Express the items below as a Markdown table with the columns Row and Line, giving each line a row number and leaving out any blank lines.

Data entries:
[start]
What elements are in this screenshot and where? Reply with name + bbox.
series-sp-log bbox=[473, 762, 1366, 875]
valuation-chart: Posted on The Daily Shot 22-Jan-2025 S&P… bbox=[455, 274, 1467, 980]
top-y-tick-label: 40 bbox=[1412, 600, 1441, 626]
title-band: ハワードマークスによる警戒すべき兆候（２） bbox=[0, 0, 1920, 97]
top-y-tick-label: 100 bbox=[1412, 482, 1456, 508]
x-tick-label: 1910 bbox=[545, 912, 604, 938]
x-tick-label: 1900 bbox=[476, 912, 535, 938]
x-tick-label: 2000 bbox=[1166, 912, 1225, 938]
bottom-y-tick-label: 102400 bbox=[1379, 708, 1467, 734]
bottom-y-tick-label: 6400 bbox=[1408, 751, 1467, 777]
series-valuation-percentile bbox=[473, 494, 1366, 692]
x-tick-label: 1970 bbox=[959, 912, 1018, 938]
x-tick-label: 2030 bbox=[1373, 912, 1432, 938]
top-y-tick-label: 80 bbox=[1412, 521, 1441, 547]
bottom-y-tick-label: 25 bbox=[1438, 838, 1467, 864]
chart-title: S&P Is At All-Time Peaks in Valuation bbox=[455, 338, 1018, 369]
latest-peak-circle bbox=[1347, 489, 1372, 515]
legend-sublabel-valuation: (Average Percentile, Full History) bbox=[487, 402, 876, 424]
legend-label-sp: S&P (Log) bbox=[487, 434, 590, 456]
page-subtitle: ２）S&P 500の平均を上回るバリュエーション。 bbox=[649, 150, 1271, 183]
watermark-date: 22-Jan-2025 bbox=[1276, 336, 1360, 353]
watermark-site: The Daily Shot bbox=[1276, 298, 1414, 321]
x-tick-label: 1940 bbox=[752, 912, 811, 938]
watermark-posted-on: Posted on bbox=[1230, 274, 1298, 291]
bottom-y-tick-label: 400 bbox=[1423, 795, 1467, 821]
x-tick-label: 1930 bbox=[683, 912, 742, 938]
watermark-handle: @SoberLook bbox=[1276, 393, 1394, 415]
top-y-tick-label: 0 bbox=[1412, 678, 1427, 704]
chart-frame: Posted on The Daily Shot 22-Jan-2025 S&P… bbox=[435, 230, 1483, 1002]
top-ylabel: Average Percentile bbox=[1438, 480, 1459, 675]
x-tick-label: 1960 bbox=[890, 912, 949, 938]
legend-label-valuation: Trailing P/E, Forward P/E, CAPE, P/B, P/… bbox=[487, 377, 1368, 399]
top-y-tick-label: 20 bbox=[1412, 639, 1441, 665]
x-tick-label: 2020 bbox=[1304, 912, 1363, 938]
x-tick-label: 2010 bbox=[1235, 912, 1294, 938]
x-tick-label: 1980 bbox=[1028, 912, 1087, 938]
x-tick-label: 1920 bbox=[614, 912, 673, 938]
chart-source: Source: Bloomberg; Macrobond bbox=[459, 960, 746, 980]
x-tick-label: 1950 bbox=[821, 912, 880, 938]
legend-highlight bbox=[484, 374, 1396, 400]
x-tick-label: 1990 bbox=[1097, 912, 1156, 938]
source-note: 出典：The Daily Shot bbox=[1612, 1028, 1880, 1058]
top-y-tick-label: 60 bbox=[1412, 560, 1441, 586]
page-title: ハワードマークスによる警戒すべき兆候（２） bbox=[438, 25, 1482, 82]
[end]
- RESPONSE TO THIS EXERCISE -
| Row | Line |
|---|---|
| 1 | What elements are in this screenshot and where? Reply with name + bbox. |
| 2 | series-sp-log bbox=[473, 762, 1366, 875] |
| 3 | valuation-chart: Posted on The Daily Shot 22-Jan-2025 S&P… bbox=[455, 274, 1467, 980] |
| 4 | top-y-tick-label: 40 bbox=[1412, 600, 1441, 626] |
| 5 | title-band: ハワードマークスによる警戒すべき兆候（２） bbox=[0, 0, 1920, 97] |
| 6 | top-y-tick-label: 100 bbox=[1412, 482, 1456, 508] |
| 7 | x-tick-label: 1910 bbox=[545, 912, 604, 938] |
| 8 | x-tick-label: 1900 bbox=[476, 912, 535, 938] |
| 9 | x-tick-label: 2000 bbox=[1166, 912, 1225, 938] |
| 10 | bottom-y-tick-label: 102400 bbox=[1379, 708, 1467, 734] |
| 11 | bottom-y-tick-label: 6400 bbox=[1408, 751, 1467, 777] |
| 12 | series-valuation-percentile bbox=[473, 494, 1366, 692] |
| 13 | x-tick-label: 1970 bbox=[959, 912, 1018, 938] |
| 14 | x-tick-label: 2030 bbox=[1373, 912, 1432, 938] |
| 15 | top-y-tick-label: 80 bbox=[1412, 521, 1441, 547] |
| 16 | bottom-y-tick-label: 25 bbox=[1438, 838, 1467, 864] |
| 17 | chart-title: S&P Is At All-Time Peaks in Valuation bbox=[455, 338, 1018, 369] |
| 18 | latest-peak-circle bbox=[1347, 489, 1372, 515] |
| 19 | legend-sublabel-valuation: (Average Percentile, Full History) bbox=[487, 402, 876, 424] |
| 20 | legend-label-sp: S&P (Log) bbox=[487, 434, 590, 456] |
| 21 | page-subtitle: ２）S&P 500の平均を上回るバリュエーション。 bbox=[649, 150, 1271, 183] |
| 22 | watermark-date: 22-Jan-2025 bbox=[1276, 336, 1360, 353] |
| 23 | watermark-site: The Daily Shot bbox=[1276, 298, 1414, 321] |
| 24 | x-tick-label: 1940 bbox=[752, 912, 811, 938] |
| 25 | watermark-posted-on: Posted on bbox=[1230, 274, 1298, 291] |
| 26 | bottom-y-tick-label: 400 bbox=[1423, 795, 1467, 821] |
| 27 | x-tick-label: 1930 bbox=[683, 912, 742, 938] |
| 28 | watermark-handle: @SoberLook bbox=[1276, 393, 1394, 415] |
| 29 | top-y-tick-label: 0 bbox=[1412, 678, 1427, 704] |
| 30 | chart-frame: Posted on The Daily Shot 22-Jan-2025 S&P… bbox=[435, 230, 1483, 1002] |
| 31 | top-ylabel: Average Percentile bbox=[1438, 480, 1459, 675] |
| 32 | x-tick-label: 1960 bbox=[890, 912, 949, 938] |
| 33 | legend-label-valuation: Trailing P/E, Forward P/E, CAPE, P/B, P/… bbox=[487, 377, 1368, 399] |
| 34 | top-y-tick-label: 20 bbox=[1412, 639, 1441, 665] |
| 35 | x-tick-label: 2020 bbox=[1304, 912, 1363, 938] |
| 36 | x-tick-label: 2010 bbox=[1235, 912, 1294, 938] |
| 37 | x-tick-label: 1980 bbox=[1028, 912, 1087, 938] |
| 38 | x-tick-label: 1920 bbox=[614, 912, 673, 938] |
| 39 | chart-source: Source: Bloomberg; Macrobond bbox=[459, 960, 746, 980] |
| 40 | x-tick-label: 1950 bbox=[821, 912, 880, 938] |
| 41 | legend-highlight bbox=[484, 374, 1396, 400] |
| 42 | x-tick-label: 1990 bbox=[1097, 912, 1156, 938] |
| 43 | source-note: 出典：The Daily Shot bbox=[1612, 1028, 1880, 1058] |
| 44 | top-y-tick-label: 60 bbox=[1412, 560, 1441, 586] |
| 45 | page-title: ハワードマークスによる警戒すべき兆候（２） bbox=[438, 25, 1482, 82] |